**PROBLEM REQUIREMENTS**
Single out the lines that include the word "South". Copy them.

[Dataset rows about figures]
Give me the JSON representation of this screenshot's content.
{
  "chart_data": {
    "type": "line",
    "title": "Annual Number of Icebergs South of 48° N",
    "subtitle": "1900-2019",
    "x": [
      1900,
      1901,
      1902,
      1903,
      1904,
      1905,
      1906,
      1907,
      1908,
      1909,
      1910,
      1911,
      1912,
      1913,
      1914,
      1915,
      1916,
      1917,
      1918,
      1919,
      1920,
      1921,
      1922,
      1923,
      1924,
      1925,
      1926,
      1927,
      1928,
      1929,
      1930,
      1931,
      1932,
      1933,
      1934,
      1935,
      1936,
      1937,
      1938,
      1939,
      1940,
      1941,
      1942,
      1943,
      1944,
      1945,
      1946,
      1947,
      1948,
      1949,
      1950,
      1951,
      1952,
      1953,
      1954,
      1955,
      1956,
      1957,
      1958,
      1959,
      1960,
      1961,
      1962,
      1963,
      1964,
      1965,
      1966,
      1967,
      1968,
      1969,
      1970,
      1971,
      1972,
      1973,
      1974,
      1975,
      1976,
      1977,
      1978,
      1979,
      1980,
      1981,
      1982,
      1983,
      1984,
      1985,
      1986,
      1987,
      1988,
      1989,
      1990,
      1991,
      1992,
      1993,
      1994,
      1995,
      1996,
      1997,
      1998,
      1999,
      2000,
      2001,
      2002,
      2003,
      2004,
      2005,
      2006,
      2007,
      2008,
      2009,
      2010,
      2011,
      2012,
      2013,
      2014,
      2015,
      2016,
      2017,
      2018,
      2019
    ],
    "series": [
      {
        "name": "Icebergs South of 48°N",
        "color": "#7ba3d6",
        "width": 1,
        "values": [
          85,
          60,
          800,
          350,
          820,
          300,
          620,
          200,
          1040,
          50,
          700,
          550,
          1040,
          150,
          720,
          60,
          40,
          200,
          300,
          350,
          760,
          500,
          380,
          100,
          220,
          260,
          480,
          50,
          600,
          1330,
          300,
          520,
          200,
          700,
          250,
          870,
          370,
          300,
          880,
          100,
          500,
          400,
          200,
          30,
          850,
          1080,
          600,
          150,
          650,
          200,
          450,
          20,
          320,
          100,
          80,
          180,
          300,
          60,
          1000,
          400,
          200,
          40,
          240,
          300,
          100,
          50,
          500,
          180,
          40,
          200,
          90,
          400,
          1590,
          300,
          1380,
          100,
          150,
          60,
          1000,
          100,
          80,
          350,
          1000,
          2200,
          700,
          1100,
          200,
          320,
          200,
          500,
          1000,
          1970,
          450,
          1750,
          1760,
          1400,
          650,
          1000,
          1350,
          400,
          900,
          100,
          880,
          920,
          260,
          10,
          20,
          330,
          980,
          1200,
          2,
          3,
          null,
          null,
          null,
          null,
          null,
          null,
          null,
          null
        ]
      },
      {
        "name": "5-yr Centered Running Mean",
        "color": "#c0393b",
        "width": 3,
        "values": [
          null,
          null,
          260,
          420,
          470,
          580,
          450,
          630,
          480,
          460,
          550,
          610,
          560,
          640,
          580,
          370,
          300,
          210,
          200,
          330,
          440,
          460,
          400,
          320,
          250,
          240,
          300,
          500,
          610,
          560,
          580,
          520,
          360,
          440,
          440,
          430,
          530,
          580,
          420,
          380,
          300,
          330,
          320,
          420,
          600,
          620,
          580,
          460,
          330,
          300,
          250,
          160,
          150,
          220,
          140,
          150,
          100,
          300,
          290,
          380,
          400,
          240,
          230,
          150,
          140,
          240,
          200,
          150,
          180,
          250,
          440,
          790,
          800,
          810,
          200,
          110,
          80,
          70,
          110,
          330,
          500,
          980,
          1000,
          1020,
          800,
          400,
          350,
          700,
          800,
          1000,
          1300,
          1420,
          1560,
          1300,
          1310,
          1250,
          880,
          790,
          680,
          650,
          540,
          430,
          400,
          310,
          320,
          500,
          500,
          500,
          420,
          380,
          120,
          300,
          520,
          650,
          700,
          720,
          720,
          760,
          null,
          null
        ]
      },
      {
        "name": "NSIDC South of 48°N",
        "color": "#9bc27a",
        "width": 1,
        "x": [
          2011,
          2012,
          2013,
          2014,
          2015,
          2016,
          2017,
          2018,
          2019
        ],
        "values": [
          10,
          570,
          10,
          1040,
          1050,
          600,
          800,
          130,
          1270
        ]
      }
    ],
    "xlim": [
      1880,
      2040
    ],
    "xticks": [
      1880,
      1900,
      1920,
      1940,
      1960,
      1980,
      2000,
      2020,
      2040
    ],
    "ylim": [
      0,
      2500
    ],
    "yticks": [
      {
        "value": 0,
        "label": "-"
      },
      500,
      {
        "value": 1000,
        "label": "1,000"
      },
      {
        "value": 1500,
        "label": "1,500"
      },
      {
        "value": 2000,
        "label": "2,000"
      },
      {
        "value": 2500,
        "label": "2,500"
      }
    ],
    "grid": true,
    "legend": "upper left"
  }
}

**SOLVED EXERCISE**
    "title": "Annual Number of Icebergs South of 48° N",
        "name": "Icebergs South of 48°N",
        "name": "NSIDC South of 48°N",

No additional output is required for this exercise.